**What is asked:** Select, from the data, each line where "Thomas" occurs.

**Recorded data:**
··········

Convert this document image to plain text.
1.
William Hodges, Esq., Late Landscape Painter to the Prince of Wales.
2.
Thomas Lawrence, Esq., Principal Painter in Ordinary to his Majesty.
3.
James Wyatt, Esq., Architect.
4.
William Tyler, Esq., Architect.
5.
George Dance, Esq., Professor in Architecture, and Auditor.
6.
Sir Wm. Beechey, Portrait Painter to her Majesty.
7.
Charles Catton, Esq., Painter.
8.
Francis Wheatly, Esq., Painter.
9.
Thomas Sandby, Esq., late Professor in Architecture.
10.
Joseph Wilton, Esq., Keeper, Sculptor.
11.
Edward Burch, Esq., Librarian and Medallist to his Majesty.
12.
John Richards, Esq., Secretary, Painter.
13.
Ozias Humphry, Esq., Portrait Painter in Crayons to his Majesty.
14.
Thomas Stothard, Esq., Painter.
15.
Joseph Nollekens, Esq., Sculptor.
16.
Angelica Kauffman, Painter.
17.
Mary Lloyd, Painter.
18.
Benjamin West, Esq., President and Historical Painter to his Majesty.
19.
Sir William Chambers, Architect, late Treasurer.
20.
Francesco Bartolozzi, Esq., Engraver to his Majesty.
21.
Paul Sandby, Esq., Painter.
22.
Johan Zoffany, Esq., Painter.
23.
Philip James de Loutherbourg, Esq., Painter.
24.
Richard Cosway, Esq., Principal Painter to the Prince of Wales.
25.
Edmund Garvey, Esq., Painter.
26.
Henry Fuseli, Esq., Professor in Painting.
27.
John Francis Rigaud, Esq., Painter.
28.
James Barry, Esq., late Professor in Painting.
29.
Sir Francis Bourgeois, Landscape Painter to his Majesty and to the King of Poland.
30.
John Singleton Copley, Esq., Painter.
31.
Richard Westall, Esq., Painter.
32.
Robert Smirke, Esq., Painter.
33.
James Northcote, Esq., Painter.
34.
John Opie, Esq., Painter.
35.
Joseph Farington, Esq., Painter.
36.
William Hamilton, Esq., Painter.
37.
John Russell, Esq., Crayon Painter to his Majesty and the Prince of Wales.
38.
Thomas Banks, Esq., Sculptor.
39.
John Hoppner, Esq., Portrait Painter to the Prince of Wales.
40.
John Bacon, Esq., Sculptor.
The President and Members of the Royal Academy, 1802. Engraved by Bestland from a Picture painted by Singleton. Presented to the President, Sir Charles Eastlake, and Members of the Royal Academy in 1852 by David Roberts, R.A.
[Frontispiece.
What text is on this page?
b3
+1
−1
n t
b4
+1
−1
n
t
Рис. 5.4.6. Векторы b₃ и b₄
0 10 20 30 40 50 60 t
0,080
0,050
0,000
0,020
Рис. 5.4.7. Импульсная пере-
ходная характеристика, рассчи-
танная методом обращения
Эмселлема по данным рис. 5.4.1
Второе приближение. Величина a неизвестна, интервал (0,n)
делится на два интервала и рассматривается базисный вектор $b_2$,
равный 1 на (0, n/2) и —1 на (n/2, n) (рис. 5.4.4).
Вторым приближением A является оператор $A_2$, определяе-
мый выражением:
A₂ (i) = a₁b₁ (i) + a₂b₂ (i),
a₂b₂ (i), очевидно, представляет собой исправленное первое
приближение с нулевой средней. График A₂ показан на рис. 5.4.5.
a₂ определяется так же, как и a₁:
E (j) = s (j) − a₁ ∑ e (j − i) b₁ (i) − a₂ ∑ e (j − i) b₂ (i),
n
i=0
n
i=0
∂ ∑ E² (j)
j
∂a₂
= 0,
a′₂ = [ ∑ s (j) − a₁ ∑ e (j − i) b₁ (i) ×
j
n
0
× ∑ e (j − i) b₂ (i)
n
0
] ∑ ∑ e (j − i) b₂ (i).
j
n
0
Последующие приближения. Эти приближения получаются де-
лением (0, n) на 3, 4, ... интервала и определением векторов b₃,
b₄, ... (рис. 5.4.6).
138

··········

**Answer to this problem:**
Thomas Lawrence, Esq., Principal Painter in Ordinary to his Majesty.
Thomas Sandby, Esq., late Professor in Architecture.
Thomas Stothard, Esq., Painter.
Thomas Banks, Esq., Sculptor.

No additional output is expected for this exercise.